WORK REQUIRED: Determine which lines of the records include the word "bottom", and copy them.
-------
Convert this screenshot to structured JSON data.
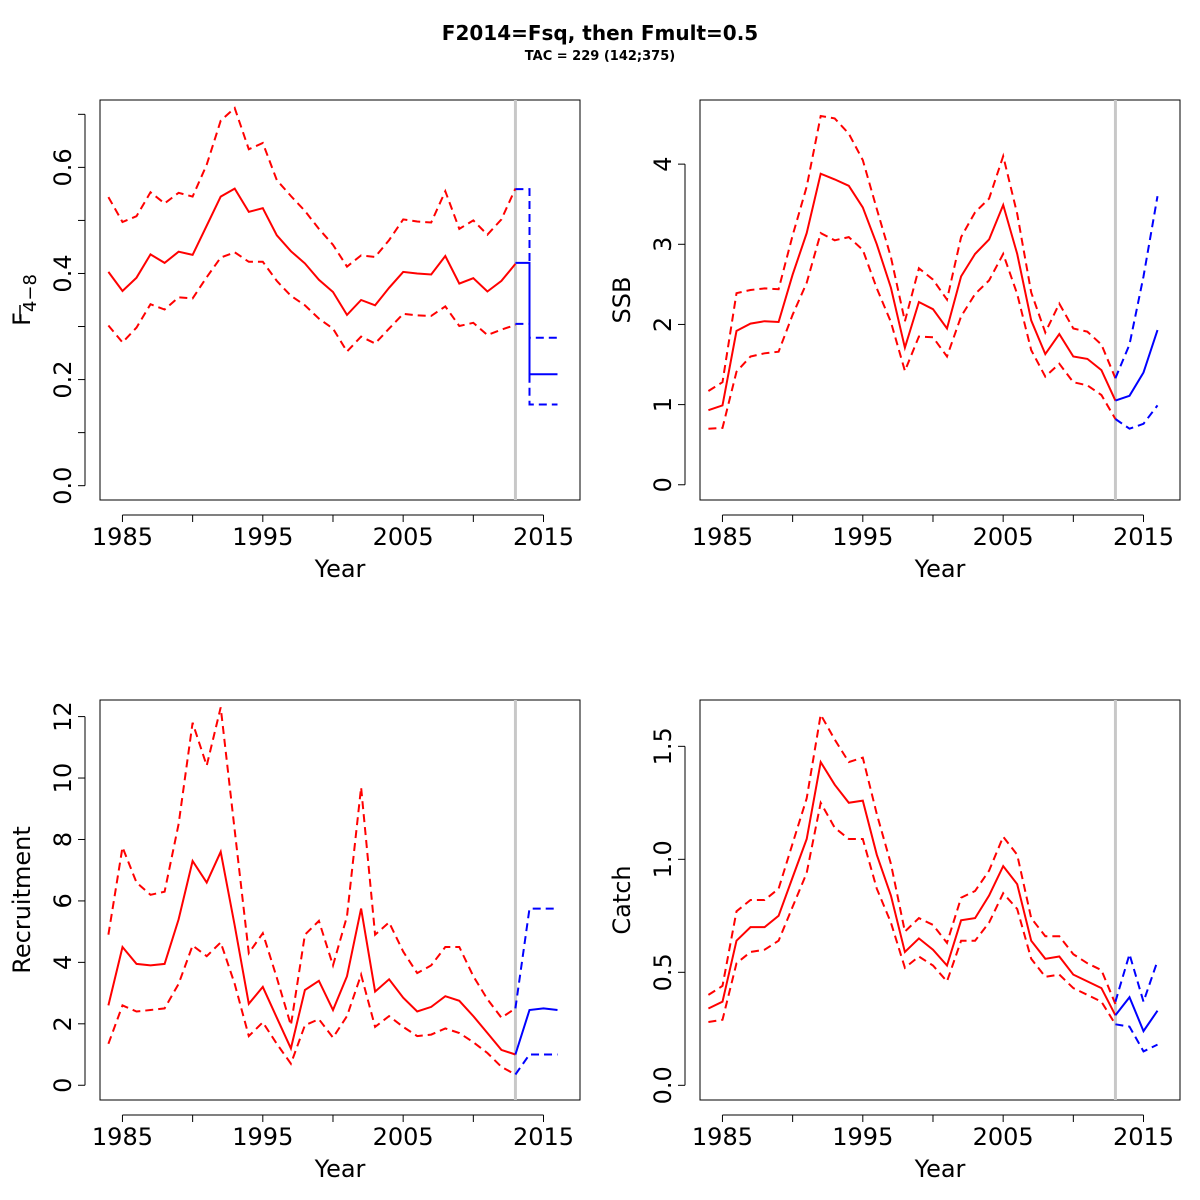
{
  "figure": {
    "title": "F2014=Fsq, then Fmult=0.5",
    "subtitle": "TAC = 229 (142;375)"
  },
  "colors": {
    "historic": "#ff0000",
    "projection": "#0000ff",
    "divider": "#c8c8c8",
    "axis": "#000000"
  },
  "chart_data": [
    {
      "type": "line",
      "panel": "top-left",
      "xlabel": "Year",
      "ylabel": "F",
      "ylabel_subscript": "4−8",
      "xlim": [
        1983.4,
        2017.6
      ],
      "ylim": [
        -0.027,
        0.727
      ],
      "xticks": [
        1985,
        1990,
        1995,
        2000,
        2005,
        2010,
        2015
      ],
      "xtick_labels": [
        "1985",
        "1995",
        "2005",
        "2015"
      ],
      "yticks": [
        0,
        0.1,
        0.2,
        0.3,
        0.4,
        0.5,
        0.6,
        0.7
      ],
      "ytick_labels": [
        "0.0",
        "0.2",
        "0.4",
        "0.6"
      ],
      "divider_x": 2013,
      "x": [
        1984,
        1985,
        1986,
        1987,
        1988,
        1989,
        1990,
        1991,
        1992,
        1993,
        1994,
        1995,
        1996,
        1997,
        1998,
        1999,
        2000,
        2001,
        2002,
        2003,
        2004,
        2005,
        2006,
        2007,
        2008,
        2009,
        2010,
        2011,
        2012,
        2013
      ],
      "series": [
        {
          "role": "estimate",
          "values": [
            0.403,
            0.367,
            0.392,
            0.436,
            0.42,
            0.441,
            0.435,
            0.49,
            0.545,
            0.56,
            0.516,
            0.523,
            0.472,
            0.442,
            0.419,
            0.388,
            0.365,
            0.322,
            0.35,
            0.34,
            0.373,
            0.403,
            0.4,
            0.398,
            0.433,
            0.381,
            0.391,
            0.366,
            0.386,
            0.418
          ]
        },
        {
          "role": "upper",
          "values": [
            0.544,
            0.497,
            0.508,
            0.553,
            0.532,
            0.552,
            0.545,
            0.605,
            0.688,
            0.712,
            0.634,
            0.646,
            0.576,
            0.546,
            0.518,
            0.484,
            0.454,
            0.413,
            0.434,
            0.431,
            0.463,
            0.502,
            0.498,
            0.496,
            0.555,
            0.484,
            0.5,
            0.473,
            0.502,
            0.56
          ]
        },
        {
          "role": "lower",
          "values": [
            0.302,
            0.27,
            0.298,
            0.342,
            0.332,
            0.355,
            0.353,
            0.393,
            0.43,
            0.44,
            0.422,
            0.422,
            0.386,
            0.358,
            0.34,
            0.315,
            0.296,
            0.253,
            0.281,
            0.268,
            0.296,
            0.324,
            0.321,
            0.32,
            0.338,
            0.301,
            0.307,
            0.284,
            0.294,
            0.303
          ]
        }
      ],
      "projection": {
        "x_steps": [
          2013,
          2014,
          2014,
          2015,
          2015,
          2016
        ],
        "estimate": [
          0.42,
          0.42,
          0.21,
          0.21,
          0.21,
          0.21
        ],
        "upper": [
          0.559,
          0.559,
          0.279,
          0.279,
          0.279,
          0.279
        ],
        "lower": [
          0.305,
          0.305,
          0.153,
          0.153,
          0.153,
          0.153
        ]
      }
    },
    {
      "type": "line",
      "panel": "top-right",
      "xlabel": "Year",
      "ylabel": "SSB",
      "xlim": [
        1983.4,
        2017.6
      ],
      "ylim": [
        -0.19,
        4.8
      ],
      "xticks": [
        1985,
        1990,
        1995,
        2000,
        2005,
        2010,
        2015
      ],
      "xtick_labels": [
        "1985",
        "1995",
        "2005",
        "2015"
      ],
      "yticks": [
        0,
        1,
        2,
        3,
        4
      ],
      "ytick_labels": [
        "0",
        "1",
        "2",
        "3",
        "4"
      ],
      "divider_x": 2013,
      "x": [
        1984,
        1985,
        1986,
        1987,
        1988,
        1989,
        1990,
        1991,
        1992,
        1993,
        1994,
        1995,
        1996,
        1997,
        1998,
        1999,
        2000,
        2001,
        2002,
        2003,
        2004,
        2005,
        2006,
        2007,
        2008,
        2009,
        2010,
        2011,
        2012,
        2013,
        2014,
        2015,
        2016
      ],
      "series": [
        {
          "role": "estimate",
          "values": [
            0.93,
            0.99,
            1.92,
            2.01,
            2.04,
            2.03,
            2.62,
            3.14,
            3.88,
            3.81,
            3.73,
            3.46,
            3.0,
            2.46,
            1.71,
            2.28,
            2.19,
            1.95,
            2.6,
            2.88,
            3.06,
            3.49,
            2.88,
            2.05,
            1.63,
            1.88,
            1.6,
            1.57,
            1.43,
            1.05,
            null,
            null,
            null
          ]
        },
        {
          "role": "upper",
          "values": [
            1.17,
            1.28,
            2.39,
            2.43,
            2.45,
            2.44,
            3.11,
            3.72,
            4.6,
            4.57,
            4.38,
            4.05,
            3.44,
            2.84,
            2.04,
            2.7,
            2.56,
            2.31,
            3.09,
            3.4,
            3.57,
            4.1,
            3.38,
            2.4,
            1.9,
            2.26,
            1.95,
            1.91,
            1.75,
            1.33,
            null,
            null,
            null
          ]
        },
        {
          "role": "lower",
          "values": [
            0.7,
            0.71,
            1.41,
            1.6,
            1.64,
            1.66,
            2.12,
            2.52,
            3.14,
            3.05,
            3.09,
            2.93,
            2.45,
            2.03,
            1.42,
            1.85,
            1.84,
            1.6,
            2.1,
            2.38,
            2.55,
            2.88,
            2.38,
            1.68,
            1.35,
            1.51,
            1.28,
            1.24,
            1.12,
            0.82,
            null,
            null,
            null
          ]
        }
      ],
      "projection": {
        "x": [
          2013,
          2014,
          2015,
          2016
        ],
        "estimate": [
          1.05,
          1.11,
          1.4,
          1.93
        ],
        "upper": [
          1.33,
          1.75,
          2.6,
          3.6
        ],
        "lower": [
          0.82,
          0.7,
          0.76,
          0.99
        ]
      }
    },
    {
      "type": "line",
      "panel": "bottom-left",
      "xlabel": "Year",
      "ylabel": "Recruitment",
      "xlim": [
        1983.4,
        2017.6
      ],
      "ylim": [
        -0.48,
        12.54
      ],
      "xticks": [
        1985,
        1990,
        1995,
        2000,
        2005,
        2010,
        2015
      ],
      "xtick_labels": [
        "1985",
        "1995",
        "2005",
        "2015"
      ],
      "yticks": [
        0,
        2,
        4,
        6,
        8,
        10,
        12
      ],
      "ytick_labels": [
        "0",
        "2",
        "4",
        "6",
        "8",
        "10",
        "12"
      ],
      "divider_x": 2013,
      "x": [
        1984,
        1985,
        1986,
        1987,
        1988,
        1989,
        1990,
        1991,
        1992,
        1993,
        1994,
        1995,
        1996,
        1997,
        1998,
        1999,
        2000,
        2001,
        2002,
        2003,
        2004,
        2005,
        2006,
        2007,
        2008,
        2009,
        2010,
        2011,
        2012,
        2013
      ],
      "series": [
        {
          "role": "estimate",
          "values": [
            2.6,
            4.5,
            3.95,
            3.9,
            3.95,
            5.4,
            7.3,
            6.6,
            7.6,
            5.2,
            2.65,
            3.2,
            2.2,
            1.2,
            3.1,
            3.4,
            2.45,
            3.55,
            5.75,
            3.05,
            3.45,
            2.85,
            2.4,
            2.55,
            2.9,
            2.75,
            2.25,
            1.7,
            1.15,
            1.0
          ]
        },
        {
          "role": "upper",
          "values": [
            4.9,
            7.75,
            6.6,
            6.2,
            6.3,
            8.5,
            11.8,
            10.4,
            12.3,
            8.3,
            4.3,
            4.95,
            3.5,
            1.95,
            4.9,
            5.35,
            3.9,
            5.5,
            9.7,
            4.9,
            5.3,
            4.35,
            3.65,
            3.9,
            4.5,
            4.5,
            3.55,
            2.8,
            2.2,
            2.5
          ]
        },
        {
          "role": "lower",
          "values": [
            1.35,
            2.6,
            2.4,
            2.45,
            2.5,
            3.3,
            4.55,
            4.2,
            4.65,
            3.3,
            1.6,
            2.05,
            1.35,
            0.7,
            1.95,
            2.15,
            1.55,
            2.25,
            3.6,
            1.9,
            2.25,
            1.9,
            1.6,
            1.65,
            1.85,
            1.7,
            1.4,
            1.05,
            0.6,
            0.35
          ]
        }
      ],
      "projection": {
        "x": [
          2013,
          2014,
          2015,
          2016
        ],
        "estimate": [
          1.0,
          2.45,
          2.5,
          2.45
        ],
        "upper": [
          2.5,
          5.75,
          5.75,
          5.75
        ],
        "lower": [
          0.35,
          1.0,
          1.0,
          1.0
        ]
      }
    },
    {
      "type": "line",
      "panel": "bottom-right",
      "xlabel": "Year",
      "ylabel": "Catch",
      "xlim": [
        1983.4,
        2017.6
      ],
      "ylim": [
        -0.065,
        1.705
      ],
      "xticks": [
        1985,
        1990,
        1995,
        2000,
        2005,
        2010,
        2015
      ],
      "xtick_labels": [
        "1985",
        "1995",
        "2005",
        "2015"
      ],
      "yticks": [
        0,
        0.5,
        1.0,
        1.5
      ],
      "ytick_labels": [
        "0.0",
        "0.5",
        "1.0",
        "1.5"
      ],
      "divider_x": 2013,
      "x": [
        1984,
        1985,
        1986,
        1987,
        1988,
        1989,
        1990,
        1991,
        1992,
        1993,
        1994,
        1995,
        1996,
        1997,
        1998,
        1999,
        2000,
        2001,
        2002,
        2003,
        2004,
        2005,
        2006,
        2007,
        2008,
        2009,
        2010,
        2011,
        2012,
        2013
      ],
      "series": [
        {
          "role": "estimate",
          "values": [
            0.34,
            0.37,
            0.64,
            0.7,
            0.7,
            0.75,
            0.92,
            1.09,
            1.43,
            1.33,
            1.25,
            1.26,
            1.02,
            0.84,
            0.59,
            0.65,
            0.6,
            0.53,
            0.73,
            0.74,
            0.84,
            0.97,
            0.89,
            0.64,
            0.56,
            0.57,
            0.49,
            0.46,
            0.43,
            0.31
          ]
        },
        {
          "role": "upper",
          "values": [
            0.4,
            0.44,
            0.77,
            0.82,
            0.82,
            0.87,
            1.07,
            1.27,
            1.64,
            1.53,
            1.43,
            1.45,
            1.2,
            0.98,
            0.68,
            0.74,
            0.71,
            0.63,
            0.83,
            0.86,
            0.95,
            1.1,
            1.02,
            0.74,
            0.66,
            0.66,
            0.58,
            0.54,
            0.51,
            0.36
          ]
        },
        {
          "role": "lower",
          "values": [
            0.28,
            0.29,
            0.54,
            0.59,
            0.6,
            0.64,
            0.79,
            0.94,
            1.25,
            1.14,
            1.09,
            1.09,
            0.87,
            0.72,
            0.52,
            0.57,
            0.53,
            0.46,
            0.64,
            0.64,
            0.72,
            0.85,
            0.78,
            0.56,
            0.48,
            0.49,
            0.43,
            0.4,
            0.37,
            0.27
          ]
        }
      ],
      "projection": {
        "x": [
          2013,
          2014,
          2015,
          2016
        ],
        "estimate": [
          0.31,
          0.39,
          0.24,
          0.33
        ],
        "upper": [
          0.37,
          0.58,
          0.37,
          0.55
        ],
        "lower": [
          0.27,
          0.26,
          0.15,
          0.18
        ]
      }
    }
  ]
}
-------
TASK RESULT:
      "panel": "bottom-left",
      "panel": "bottom-right",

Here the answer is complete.